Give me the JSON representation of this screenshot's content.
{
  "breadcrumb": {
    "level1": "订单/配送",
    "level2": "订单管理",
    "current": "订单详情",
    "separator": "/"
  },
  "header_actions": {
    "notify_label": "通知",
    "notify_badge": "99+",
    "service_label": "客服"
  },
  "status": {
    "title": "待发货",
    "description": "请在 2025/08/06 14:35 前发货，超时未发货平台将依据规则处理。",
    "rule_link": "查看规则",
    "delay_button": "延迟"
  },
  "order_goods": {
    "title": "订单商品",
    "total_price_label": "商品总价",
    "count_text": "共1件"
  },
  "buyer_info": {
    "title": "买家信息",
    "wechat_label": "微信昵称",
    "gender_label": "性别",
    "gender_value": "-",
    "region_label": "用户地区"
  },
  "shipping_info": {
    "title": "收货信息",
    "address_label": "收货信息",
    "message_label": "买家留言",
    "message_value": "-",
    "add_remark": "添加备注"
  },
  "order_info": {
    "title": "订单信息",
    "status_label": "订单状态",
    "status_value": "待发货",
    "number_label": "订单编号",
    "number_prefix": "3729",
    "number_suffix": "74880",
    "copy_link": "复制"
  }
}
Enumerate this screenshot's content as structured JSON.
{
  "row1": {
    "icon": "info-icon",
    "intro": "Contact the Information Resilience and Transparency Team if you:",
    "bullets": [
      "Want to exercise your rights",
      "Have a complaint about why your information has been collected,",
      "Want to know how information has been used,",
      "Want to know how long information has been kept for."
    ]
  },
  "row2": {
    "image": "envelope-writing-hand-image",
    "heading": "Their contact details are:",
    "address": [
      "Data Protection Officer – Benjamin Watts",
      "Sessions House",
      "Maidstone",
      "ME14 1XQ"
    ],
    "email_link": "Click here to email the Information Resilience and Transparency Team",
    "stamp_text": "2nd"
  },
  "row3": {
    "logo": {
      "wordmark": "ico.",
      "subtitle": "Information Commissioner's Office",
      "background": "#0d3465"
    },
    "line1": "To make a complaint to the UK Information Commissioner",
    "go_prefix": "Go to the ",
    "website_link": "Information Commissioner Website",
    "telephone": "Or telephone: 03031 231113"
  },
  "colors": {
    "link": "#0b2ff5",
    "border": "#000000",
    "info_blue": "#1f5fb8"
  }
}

****************

**YOUR INSTRUCTIONS:** Set down the material above again, word for word.

**SOLVED PROBLEM:**
Give me the JSON representation of this screenshot's content.
{
  "breadcrumb": {
    "level1": "订单/配送",
    "level2": "订单管理",
    "current": "订单详情",
    "separator": "/"
  },
  "header_actions": {
    "notify_label": "通知",
    "notify_badge": "99+",
    "service_label": "客服"
  },
  "status": {
    "title": "待发货",
    "description": "请在 2025/08/06 14:35 前发货，超时未发货平台将依据规则处理。",
    "rule_link": "查看规则",
    "delay_button": "延迟"
  },
  "order_goods": {
    "title": "订单商品",
    "total_price_label": "商品总价",
    "count_text": "共1件"
  },
  "buyer_info": {
    "title": "买家信息",
    "wechat_label": "微信昵称",
    "gender_label": "性别",
    "gender_value": "-",
    "region_label": "用户地区"
  },
  "shipping_info": {
    "title": "收货信息",
    "address_label": "收货信息",
    "message_label": "买家留言",
    "message_value": "-",
    "add_remark": "添加备注"
  },
  "order_info": {
    "title": "订单信息",
    "status_label": "订单状态",
    "status_value": "待发货",
    "number_label": "订单编号",
    "number_prefix": "3729",
    "number_suffix": "74880",
    "copy_link": "复制"
  }
}
Enumerate this screenshot's content as structured JSON.
{
  "row1": {
    "icon": "info-icon",
    "intro": "Contact the Information Resilience and Transparency Team if you:",
    "bullets": [
      "Want to exercise your rights",
      "Have a complaint about why your information has been collected,",
      "Want to know how information has been used,",
      "Want to know how long information has been kept for."
    ]
  },
  "row2": {
    "image": "envelope-writing-hand-image",
    "heading": "Their contact details are:",
    "address": [
      "Data Protection Officer – Benjamin Watts",
      "Sessions House",
      "Maidstone",
      "ME14 1XQ"
    ],
    "email_link": "Click here to email the Information Resilience and Transparency Team",
    "stamp_text": "2nd"
  },
  "row3": {
    "logo": {
      "wordmark": "ico.",
      "subtitle": "Information Commissioner's Office",
      "background": "#0d3465"
    },
    "line1": "To make a complaint to the UK Information Commissioner",
    "go_prefix": "Go to the ",
    "website_link": "Information Commissioner Website",
    "telephone": "Or telephone: 03031 231113"
  },
  "colors": {
    "link": "#0b2ff5",
    "border": "#000000",
    "info_blue": "#1f5fb8"
  }
}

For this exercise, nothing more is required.